State the number of lines with the string "Romaniei" in them, and nothing else.

# EXTRACTED INFORMATION
-*-

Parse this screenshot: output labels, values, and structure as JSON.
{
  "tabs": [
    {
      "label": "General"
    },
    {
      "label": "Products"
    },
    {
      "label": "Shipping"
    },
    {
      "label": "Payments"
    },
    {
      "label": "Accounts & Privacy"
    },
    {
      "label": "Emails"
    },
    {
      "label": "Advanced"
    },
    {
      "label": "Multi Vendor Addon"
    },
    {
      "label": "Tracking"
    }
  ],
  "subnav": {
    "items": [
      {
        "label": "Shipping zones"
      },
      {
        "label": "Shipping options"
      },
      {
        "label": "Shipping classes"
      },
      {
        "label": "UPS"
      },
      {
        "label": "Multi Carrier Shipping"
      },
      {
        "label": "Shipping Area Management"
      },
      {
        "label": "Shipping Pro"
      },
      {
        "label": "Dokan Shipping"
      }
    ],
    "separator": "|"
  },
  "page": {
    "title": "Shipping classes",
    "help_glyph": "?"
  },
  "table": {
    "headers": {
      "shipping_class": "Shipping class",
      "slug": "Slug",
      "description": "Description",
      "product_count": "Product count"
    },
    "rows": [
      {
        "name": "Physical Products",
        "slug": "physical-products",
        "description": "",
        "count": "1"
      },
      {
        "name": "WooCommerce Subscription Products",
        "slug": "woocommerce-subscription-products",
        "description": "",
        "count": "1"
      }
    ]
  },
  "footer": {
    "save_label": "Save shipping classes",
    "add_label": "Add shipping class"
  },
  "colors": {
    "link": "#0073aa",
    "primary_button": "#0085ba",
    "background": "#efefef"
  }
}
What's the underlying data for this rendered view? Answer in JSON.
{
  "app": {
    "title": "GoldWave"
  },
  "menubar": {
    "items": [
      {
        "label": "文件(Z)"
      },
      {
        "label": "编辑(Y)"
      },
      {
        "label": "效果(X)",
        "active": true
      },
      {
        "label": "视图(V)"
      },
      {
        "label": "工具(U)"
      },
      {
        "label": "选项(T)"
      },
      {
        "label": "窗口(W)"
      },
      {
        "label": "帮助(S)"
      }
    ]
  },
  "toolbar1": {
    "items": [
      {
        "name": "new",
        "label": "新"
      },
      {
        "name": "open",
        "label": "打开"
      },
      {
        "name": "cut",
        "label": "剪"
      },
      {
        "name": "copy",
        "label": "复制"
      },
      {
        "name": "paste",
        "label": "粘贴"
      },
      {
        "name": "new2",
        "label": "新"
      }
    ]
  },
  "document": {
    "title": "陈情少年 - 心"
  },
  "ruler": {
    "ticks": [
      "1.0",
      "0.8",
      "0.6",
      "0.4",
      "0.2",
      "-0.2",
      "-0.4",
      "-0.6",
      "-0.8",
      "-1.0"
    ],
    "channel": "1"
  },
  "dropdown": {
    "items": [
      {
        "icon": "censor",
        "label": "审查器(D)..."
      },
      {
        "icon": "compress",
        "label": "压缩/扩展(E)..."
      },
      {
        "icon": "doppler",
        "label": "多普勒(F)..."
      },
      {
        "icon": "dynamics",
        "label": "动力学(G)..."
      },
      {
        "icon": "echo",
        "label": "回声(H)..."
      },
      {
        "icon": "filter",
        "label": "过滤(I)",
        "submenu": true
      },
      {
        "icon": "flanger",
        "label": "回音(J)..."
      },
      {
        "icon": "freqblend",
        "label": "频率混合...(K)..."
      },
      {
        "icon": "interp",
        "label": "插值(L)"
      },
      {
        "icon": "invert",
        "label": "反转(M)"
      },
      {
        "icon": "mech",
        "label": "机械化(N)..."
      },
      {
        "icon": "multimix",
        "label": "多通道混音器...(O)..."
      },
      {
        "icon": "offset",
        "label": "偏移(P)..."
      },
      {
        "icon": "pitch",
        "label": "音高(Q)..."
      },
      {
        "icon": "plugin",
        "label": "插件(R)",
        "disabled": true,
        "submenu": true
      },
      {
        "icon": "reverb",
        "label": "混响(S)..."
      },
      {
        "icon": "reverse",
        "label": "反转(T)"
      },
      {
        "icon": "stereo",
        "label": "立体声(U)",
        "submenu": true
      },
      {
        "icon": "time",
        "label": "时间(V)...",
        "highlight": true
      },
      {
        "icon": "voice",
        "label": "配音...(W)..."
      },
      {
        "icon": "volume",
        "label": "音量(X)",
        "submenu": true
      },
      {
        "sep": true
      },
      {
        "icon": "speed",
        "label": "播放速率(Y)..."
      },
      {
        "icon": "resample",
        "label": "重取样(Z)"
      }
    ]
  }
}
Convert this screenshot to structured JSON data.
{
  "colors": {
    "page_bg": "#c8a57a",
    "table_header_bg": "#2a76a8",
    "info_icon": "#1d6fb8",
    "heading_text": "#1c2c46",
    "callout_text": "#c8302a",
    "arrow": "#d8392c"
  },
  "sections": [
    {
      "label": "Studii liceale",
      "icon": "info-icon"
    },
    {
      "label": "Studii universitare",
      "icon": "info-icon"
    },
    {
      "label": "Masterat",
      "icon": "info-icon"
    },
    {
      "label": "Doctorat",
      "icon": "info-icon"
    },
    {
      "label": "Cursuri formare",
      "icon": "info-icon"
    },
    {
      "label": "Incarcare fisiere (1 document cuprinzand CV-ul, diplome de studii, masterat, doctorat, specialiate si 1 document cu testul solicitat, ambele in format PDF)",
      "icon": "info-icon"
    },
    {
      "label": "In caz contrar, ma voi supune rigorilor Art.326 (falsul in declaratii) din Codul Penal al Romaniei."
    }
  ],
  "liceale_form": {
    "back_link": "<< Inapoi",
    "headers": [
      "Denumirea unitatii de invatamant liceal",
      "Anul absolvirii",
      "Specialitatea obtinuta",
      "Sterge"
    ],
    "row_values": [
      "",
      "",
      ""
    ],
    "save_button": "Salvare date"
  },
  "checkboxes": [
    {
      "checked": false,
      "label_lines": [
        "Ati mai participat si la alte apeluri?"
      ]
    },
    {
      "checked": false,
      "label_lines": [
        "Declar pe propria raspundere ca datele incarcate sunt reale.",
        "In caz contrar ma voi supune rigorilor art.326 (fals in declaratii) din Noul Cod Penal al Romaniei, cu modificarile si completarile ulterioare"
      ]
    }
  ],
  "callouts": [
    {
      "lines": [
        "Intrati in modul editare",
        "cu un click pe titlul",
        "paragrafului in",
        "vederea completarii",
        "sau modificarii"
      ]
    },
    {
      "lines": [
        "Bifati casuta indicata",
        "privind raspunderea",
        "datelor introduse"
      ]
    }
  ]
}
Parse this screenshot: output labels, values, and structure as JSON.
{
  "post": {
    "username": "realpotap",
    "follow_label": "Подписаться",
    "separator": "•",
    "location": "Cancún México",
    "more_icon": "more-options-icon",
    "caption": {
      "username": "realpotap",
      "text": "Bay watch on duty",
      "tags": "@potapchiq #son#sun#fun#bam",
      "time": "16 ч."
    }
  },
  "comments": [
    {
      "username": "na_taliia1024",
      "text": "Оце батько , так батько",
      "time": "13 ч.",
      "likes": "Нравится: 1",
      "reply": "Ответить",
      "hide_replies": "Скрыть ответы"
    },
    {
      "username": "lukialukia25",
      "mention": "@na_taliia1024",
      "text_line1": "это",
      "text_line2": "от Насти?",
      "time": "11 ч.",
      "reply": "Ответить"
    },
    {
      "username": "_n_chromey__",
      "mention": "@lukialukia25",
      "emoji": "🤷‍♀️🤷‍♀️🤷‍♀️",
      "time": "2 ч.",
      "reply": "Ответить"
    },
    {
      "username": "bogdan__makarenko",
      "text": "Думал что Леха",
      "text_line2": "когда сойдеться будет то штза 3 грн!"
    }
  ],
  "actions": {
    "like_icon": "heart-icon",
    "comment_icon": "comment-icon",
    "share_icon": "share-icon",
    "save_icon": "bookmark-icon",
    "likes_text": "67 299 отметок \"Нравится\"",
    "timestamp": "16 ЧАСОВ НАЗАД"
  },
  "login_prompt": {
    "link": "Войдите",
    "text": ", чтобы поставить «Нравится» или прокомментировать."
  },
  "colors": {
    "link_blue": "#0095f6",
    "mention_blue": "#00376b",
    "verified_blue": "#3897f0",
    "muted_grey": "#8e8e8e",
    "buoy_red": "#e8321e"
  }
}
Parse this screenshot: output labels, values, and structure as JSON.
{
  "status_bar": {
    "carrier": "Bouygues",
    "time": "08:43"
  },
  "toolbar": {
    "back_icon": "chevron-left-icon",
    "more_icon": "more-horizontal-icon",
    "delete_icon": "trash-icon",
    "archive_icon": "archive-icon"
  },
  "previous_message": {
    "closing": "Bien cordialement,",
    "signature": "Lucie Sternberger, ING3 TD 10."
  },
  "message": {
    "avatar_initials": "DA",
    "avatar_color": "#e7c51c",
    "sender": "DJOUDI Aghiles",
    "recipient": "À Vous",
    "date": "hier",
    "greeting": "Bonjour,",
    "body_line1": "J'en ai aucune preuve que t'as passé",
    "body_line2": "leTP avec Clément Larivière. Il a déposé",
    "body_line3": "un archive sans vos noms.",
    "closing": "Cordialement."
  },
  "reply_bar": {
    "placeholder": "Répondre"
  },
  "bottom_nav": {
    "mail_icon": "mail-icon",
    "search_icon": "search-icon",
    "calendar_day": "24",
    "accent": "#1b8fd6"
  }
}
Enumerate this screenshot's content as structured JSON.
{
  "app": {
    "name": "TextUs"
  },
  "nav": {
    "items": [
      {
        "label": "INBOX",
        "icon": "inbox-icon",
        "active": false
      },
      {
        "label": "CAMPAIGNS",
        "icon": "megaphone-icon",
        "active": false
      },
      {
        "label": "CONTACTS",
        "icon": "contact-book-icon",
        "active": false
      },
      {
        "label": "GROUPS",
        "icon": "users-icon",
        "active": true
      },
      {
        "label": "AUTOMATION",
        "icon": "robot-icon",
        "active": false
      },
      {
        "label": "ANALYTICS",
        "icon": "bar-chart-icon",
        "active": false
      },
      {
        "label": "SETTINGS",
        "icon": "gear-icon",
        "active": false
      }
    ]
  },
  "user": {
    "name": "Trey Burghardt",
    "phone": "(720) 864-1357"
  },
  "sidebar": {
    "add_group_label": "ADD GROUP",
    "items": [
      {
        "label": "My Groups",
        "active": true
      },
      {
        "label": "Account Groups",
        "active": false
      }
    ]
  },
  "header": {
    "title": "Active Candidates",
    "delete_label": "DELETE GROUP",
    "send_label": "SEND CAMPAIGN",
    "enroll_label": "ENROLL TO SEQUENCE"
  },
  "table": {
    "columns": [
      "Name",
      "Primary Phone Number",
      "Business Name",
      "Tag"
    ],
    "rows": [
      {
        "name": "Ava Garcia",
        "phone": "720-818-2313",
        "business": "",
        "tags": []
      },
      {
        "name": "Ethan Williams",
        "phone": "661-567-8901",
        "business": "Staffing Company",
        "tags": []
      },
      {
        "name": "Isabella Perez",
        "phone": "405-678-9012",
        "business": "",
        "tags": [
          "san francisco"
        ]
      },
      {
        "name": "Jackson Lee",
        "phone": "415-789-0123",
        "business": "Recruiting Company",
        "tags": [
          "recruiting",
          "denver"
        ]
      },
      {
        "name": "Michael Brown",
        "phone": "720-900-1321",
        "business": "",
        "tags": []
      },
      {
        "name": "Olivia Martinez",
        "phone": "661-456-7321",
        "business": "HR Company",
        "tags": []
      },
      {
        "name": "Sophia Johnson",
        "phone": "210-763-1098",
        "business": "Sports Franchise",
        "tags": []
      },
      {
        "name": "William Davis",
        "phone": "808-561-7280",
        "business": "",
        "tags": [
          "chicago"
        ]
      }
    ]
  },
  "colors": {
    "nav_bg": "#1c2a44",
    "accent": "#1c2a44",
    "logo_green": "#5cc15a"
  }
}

-*-

# SOLUTION TO THIS EXERCISE
2